#### RECORDS TO PROCESS

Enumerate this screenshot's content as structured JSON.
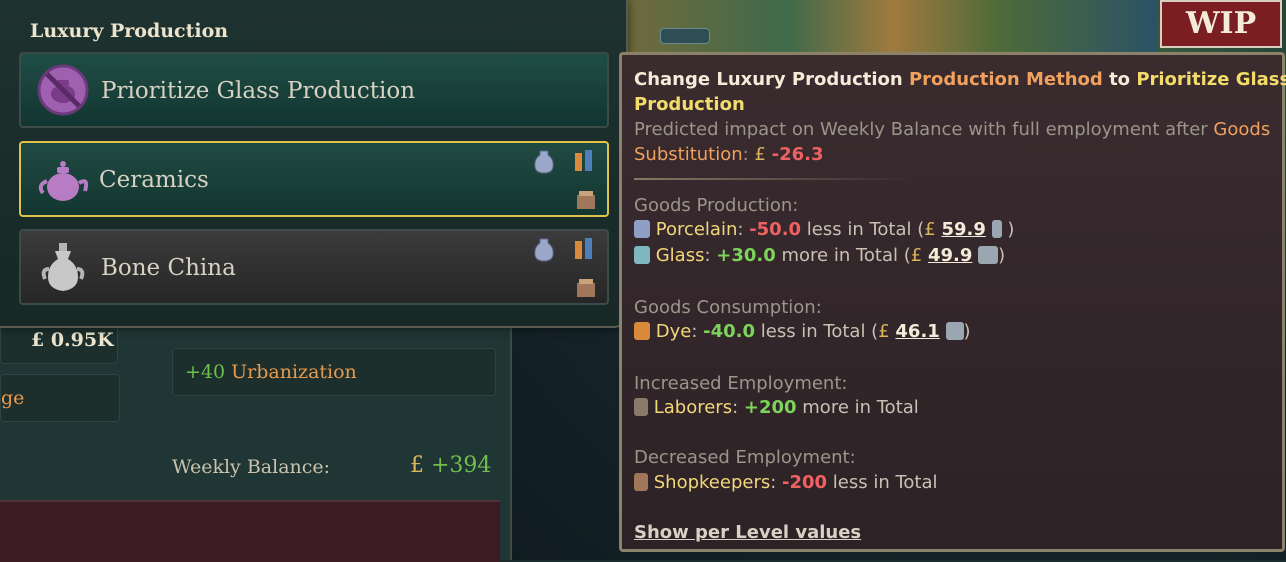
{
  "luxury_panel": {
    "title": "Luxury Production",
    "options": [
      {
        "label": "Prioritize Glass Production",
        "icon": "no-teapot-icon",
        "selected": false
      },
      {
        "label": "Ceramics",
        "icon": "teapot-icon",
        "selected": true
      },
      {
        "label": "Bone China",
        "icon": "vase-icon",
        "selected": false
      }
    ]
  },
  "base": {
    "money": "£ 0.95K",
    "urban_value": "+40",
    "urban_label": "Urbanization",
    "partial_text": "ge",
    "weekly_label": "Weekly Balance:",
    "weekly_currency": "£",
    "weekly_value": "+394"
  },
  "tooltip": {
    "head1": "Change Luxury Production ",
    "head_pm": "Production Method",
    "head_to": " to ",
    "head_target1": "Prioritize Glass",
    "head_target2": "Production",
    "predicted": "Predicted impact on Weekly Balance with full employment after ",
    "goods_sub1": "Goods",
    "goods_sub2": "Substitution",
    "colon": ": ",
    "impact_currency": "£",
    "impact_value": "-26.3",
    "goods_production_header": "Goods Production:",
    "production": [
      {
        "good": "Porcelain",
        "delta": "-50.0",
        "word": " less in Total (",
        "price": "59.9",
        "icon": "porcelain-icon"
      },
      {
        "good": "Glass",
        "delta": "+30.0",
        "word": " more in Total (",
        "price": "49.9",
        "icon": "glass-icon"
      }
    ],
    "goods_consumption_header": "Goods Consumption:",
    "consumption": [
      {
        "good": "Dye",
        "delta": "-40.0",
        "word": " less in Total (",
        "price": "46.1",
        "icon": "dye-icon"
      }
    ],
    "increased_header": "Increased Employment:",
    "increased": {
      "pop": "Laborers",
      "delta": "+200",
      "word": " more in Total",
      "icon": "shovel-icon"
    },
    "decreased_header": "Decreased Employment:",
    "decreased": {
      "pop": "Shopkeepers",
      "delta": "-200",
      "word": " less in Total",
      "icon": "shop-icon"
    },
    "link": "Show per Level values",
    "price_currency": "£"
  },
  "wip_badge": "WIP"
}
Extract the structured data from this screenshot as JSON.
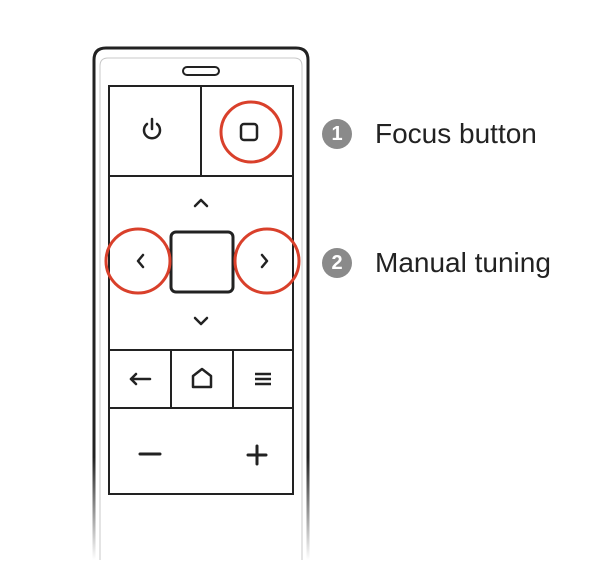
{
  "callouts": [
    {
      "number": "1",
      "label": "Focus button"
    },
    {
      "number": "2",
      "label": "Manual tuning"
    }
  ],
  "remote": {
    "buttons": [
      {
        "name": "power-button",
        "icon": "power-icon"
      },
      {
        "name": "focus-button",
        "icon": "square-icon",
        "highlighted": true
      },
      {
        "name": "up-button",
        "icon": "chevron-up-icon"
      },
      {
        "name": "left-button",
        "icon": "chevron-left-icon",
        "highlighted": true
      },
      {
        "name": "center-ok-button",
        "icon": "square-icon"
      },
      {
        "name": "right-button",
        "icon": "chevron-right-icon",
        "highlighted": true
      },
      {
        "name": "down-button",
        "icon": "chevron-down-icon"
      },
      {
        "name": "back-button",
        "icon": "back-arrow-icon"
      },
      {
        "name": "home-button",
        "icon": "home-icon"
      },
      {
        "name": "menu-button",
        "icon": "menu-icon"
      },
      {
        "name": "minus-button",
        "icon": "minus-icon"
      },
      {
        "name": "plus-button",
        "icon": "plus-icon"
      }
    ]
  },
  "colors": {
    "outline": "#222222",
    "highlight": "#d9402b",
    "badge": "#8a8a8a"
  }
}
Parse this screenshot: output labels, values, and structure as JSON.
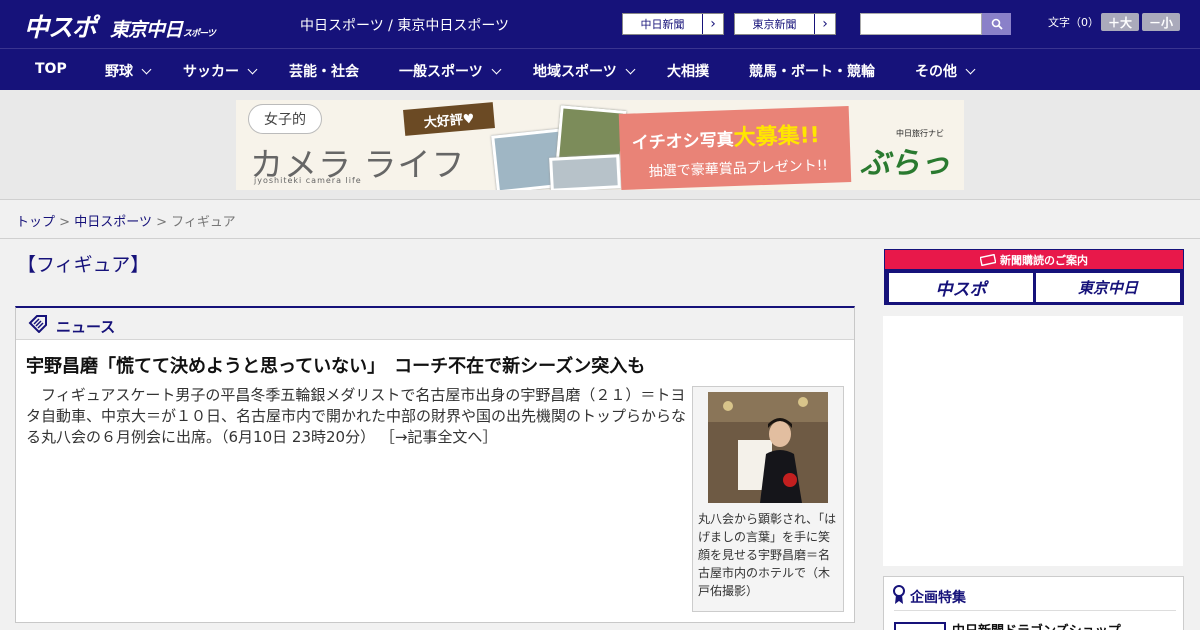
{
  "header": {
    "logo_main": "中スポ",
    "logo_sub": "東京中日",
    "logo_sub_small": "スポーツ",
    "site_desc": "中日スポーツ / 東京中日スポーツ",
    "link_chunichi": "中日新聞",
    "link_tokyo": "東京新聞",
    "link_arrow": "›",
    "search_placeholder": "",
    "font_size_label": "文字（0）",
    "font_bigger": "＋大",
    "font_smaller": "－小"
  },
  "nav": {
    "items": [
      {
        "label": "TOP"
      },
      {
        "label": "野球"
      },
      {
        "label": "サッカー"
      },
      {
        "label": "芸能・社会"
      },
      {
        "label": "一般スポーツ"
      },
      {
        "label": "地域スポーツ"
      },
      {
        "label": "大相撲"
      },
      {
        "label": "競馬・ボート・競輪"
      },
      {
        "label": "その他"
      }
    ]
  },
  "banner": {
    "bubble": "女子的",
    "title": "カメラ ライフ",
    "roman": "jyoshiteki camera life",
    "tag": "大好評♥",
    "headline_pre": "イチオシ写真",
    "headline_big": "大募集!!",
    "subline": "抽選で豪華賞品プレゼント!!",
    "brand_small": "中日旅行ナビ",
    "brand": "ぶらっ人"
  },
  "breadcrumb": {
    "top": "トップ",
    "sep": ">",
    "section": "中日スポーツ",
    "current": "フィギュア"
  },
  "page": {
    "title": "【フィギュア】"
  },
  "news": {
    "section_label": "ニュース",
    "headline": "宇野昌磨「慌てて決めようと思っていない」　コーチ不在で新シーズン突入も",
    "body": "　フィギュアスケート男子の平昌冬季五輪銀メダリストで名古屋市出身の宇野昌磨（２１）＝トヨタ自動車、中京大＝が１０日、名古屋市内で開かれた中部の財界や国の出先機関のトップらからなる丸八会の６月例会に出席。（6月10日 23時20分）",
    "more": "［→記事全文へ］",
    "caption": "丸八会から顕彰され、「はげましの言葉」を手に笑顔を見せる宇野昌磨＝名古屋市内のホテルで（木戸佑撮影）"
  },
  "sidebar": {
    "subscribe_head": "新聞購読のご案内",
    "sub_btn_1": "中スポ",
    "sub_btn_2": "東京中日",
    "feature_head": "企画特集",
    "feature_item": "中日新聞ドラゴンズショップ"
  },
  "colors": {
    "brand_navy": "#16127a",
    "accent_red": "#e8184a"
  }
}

########
#### RECORDS TO PROCESS

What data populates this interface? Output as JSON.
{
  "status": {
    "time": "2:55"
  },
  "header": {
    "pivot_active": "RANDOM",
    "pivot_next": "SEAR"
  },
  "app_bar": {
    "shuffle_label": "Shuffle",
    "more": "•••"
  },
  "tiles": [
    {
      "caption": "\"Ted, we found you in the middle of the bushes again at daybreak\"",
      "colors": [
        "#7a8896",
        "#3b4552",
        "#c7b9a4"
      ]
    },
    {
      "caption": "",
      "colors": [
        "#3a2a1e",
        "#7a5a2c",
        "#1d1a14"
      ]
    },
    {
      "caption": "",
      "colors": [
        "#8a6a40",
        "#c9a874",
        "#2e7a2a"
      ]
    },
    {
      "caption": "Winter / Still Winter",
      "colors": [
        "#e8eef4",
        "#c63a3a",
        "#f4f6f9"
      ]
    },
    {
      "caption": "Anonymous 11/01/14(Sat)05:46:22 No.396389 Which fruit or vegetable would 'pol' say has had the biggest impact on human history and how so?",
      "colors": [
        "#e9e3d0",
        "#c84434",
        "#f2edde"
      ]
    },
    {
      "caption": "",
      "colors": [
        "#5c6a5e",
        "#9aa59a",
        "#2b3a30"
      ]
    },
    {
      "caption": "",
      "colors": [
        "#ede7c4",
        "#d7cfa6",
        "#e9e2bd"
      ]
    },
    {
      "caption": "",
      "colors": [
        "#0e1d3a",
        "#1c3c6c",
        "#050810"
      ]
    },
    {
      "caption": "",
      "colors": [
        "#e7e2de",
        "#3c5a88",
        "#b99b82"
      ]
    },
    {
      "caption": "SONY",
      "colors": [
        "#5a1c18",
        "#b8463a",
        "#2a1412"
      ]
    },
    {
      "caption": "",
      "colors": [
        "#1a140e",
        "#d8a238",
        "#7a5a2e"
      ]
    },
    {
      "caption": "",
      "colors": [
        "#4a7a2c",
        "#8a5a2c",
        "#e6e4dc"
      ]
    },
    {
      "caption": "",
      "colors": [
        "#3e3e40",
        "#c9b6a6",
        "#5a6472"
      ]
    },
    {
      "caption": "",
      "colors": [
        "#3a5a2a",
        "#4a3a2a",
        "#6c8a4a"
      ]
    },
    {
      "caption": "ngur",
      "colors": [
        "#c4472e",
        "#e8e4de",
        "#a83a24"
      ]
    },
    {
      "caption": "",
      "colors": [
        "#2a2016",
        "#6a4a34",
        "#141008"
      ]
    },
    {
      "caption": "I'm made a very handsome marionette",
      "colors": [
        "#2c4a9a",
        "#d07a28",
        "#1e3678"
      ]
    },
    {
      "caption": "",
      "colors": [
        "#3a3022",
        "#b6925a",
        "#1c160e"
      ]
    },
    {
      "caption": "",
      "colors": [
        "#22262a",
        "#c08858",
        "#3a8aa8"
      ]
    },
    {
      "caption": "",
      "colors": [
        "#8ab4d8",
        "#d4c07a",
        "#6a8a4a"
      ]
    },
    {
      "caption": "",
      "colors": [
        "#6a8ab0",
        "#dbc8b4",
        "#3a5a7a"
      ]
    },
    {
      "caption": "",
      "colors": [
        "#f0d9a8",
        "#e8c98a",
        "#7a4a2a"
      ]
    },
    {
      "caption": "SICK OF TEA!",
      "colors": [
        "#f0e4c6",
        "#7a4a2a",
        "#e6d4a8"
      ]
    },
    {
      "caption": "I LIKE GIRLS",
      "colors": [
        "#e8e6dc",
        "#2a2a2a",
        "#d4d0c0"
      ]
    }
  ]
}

########

EXERCISE DIRECTIONS: In the lines above, locate the string "data". Copy every line where it occurs.

ANSWER TO THIS TASK:
Extract the structured data from this screenshot as JSON.
What data populates this interface? Output as JSON.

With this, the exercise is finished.